_PROBLEM REQUIREMENTS_: Output all lines exactly.

— Start DATA PROVIDED —

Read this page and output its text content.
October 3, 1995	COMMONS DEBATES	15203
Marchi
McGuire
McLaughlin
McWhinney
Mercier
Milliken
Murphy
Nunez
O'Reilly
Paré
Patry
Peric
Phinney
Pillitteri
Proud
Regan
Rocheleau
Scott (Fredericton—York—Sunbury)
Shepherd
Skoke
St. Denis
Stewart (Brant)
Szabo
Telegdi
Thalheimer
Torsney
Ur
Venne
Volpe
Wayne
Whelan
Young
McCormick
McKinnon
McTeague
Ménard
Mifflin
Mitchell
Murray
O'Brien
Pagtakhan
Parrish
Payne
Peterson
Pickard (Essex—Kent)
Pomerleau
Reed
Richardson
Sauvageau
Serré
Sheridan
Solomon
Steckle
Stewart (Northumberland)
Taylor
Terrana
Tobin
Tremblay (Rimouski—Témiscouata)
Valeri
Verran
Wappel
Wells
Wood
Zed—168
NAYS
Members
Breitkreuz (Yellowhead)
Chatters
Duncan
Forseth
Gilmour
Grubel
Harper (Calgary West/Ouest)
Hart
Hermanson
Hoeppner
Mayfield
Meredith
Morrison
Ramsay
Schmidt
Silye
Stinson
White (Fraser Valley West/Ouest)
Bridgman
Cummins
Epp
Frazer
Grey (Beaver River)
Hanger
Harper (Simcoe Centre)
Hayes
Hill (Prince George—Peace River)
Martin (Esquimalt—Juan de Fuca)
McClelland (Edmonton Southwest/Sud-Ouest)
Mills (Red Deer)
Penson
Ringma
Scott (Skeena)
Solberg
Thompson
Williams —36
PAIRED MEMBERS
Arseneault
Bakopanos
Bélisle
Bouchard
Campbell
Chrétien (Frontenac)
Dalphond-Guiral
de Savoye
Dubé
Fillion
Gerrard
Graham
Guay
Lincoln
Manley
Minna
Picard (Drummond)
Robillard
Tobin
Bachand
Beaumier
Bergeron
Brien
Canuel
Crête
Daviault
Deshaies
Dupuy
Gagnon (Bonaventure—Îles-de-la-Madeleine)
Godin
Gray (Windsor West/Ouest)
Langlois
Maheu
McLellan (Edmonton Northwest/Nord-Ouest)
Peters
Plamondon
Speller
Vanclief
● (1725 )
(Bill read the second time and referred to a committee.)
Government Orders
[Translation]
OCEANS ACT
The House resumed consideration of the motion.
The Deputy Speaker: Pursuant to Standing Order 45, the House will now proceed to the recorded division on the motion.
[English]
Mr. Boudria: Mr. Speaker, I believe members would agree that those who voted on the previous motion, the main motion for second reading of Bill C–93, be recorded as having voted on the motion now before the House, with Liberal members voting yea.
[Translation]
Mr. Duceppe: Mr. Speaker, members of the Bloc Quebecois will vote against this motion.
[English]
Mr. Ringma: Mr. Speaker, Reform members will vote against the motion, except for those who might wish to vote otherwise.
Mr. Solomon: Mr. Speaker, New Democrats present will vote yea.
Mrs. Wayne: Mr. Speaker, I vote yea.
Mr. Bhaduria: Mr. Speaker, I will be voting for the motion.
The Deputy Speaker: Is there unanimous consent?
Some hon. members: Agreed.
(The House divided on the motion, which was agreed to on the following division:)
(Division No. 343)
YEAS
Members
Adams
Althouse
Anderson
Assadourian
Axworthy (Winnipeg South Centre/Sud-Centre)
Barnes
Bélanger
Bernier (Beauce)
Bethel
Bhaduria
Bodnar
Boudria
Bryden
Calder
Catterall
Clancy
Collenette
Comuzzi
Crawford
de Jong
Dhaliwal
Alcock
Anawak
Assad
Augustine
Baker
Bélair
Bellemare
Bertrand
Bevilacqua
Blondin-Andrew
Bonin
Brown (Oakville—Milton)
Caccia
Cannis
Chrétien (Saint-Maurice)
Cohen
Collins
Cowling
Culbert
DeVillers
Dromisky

— End DATA PROVIDED —

_FINAL RESULT_:
Read this page and output its text content.
October 3, 1995	COMMONS DEBATES	15203
Marchi
McGuire
McLaughlin
McWhinney
Mercier
Milliken
Murphy
Nunez
O'Reilly
Paré
Patry
Peric
Phinney
Pillitteri
Proud
Regan
Rocheleau
Scott (Fredericton—York—Sunbury)
Shepherd
Skoke
St. Denis
Stewart (Brant)
Szabo
Telegdi
Thalheimer
Torsney
Ur
Venne
Volpe
Wayne
Whelan
Young
McCormick
McKinnon
McTeague
Ménard
Mifflin
Mitchell
Murray
O'Brien
Pagtakhan
Parrish
Payne
Peterson
Pickard (Essex—Kent)
Pomerleau
Reed
Richardson
Sauvageau
Serré
Sheridan
Solomon
Steckle
Stewart (Northumberland)
Taylor
Terrana
Tobin
Tremblay (Rimouski—Témiscouata)
Valeri
Verran
Wappel
Wells
Wood
Zed—168
NAYS
Members
Breitkreuz (Yellowhead)
Chatters
Duncan
Forseth
Gilmour
Grubel
Harper (Calgary West/Ouest)
Hart
Hermanson
Hoeppner
Mayfield
Meredith
Morrison
Ramsay
Schmidt
Silye
Stinson
White (Fraser Valley West/Ouest)
Bridgman
Cummins
Epp
Frazer
Grey (Beaver River)
Hanger
Harper (Simcoe Centre)
Hayes
Hill (Prince George—Peace River)
Martin (Esquimalt—Juan de Fuca)
McClelland (Edmonton Southwest/Sud-Ouest)
Mills (Red Deer)
Penson
Ringma
Scott (Skeena)
Solberg
Thompson
Williams —36
PAIRED MEMBERS
Arseneault
Bakopanos
Bélisle
Bouchard
Campbell
Chrétien (Frontenac)
Dalphond-Guiral
de Savoye
Dubé
Fillion
Gerrard
Graham
Guay
Lincoln
Manley
Minna
Picard (Drummond)
Robillard
Tobin
Bachand
Beaumier
Bergeron
Brien
Canuel
Crête
Daviault
Deshaies
Dupuy
Gagnon (Bonaventure—Îles-de-la-Madeleine)
Godin
Gray (Windsor West/Ouest)
Langlois
Maheu
McLellan (Edmonton Northwest/Nord-Ouest)
Peters
Plamondon
Speller
Vanclief
● (1725 )
(Bill read the second time and referred to a committee.)
Government Orders
[Translation]
OCEANS ACT
The House resumed consideration of the motion.
The Deputy Speaker: Pursuant to Standing Order 45, the House will now proceed to the recorded division on the motion.
[English]
Mr. Boudria: Mr. Speaker, I believe members would agree that those who voted on the previous motion, the main motion for second reading of Bill C–93, be recorded as having voted on the motion now before the House, with Liberal members voting yea.
[Translation]
Mr. Duceppe: Mr. Speaker, members of the Bloc Quebecois will vote against this motion.
[English]
Mr. Ringma: Mr. Speaker, Reform members will vote against the motion, except for those who might wish to vote otherwise.
Mr. Solomon: Mr. Speaker, New Democrats present will vote yea.
Mrs. Wayne: Mr. Speaker, I vote yea.
Mr. Bhaduria: Mr. Speaker, I will be voting for the motion.
The Deputy Speaker: Is there unanimous consent?
Some hon. members: Agreed.
(The House divided on the motion, which was agreed to on the following division:)
(Division No. 343)
YEAS
Members
Adams
Althouse
Anderson
Assadourian
Axworthy (Winnipeg South Centre/Sud-Centre)
Barnes
Bélanger
Bernier (Beauce)
Bethel
Bhaduria
Bodnar
Boudria
Bryden
Calder
Catterall
Clancy
Collenette
Comuzzi
Crawford
de Jong
Dhaliwal
Alcock
Anawak
Assad
Augustine
Baker
Bélair
Bellemare
Bertrand
Bevilacqua
Blondin-Andrew
Bonin
Brown (Oakville—Milton)
Caccia
Cannis
Chrétien (Saint-Maurice)
Cohen
Collins
Cowling
Culbert
DeVillers
Dromisky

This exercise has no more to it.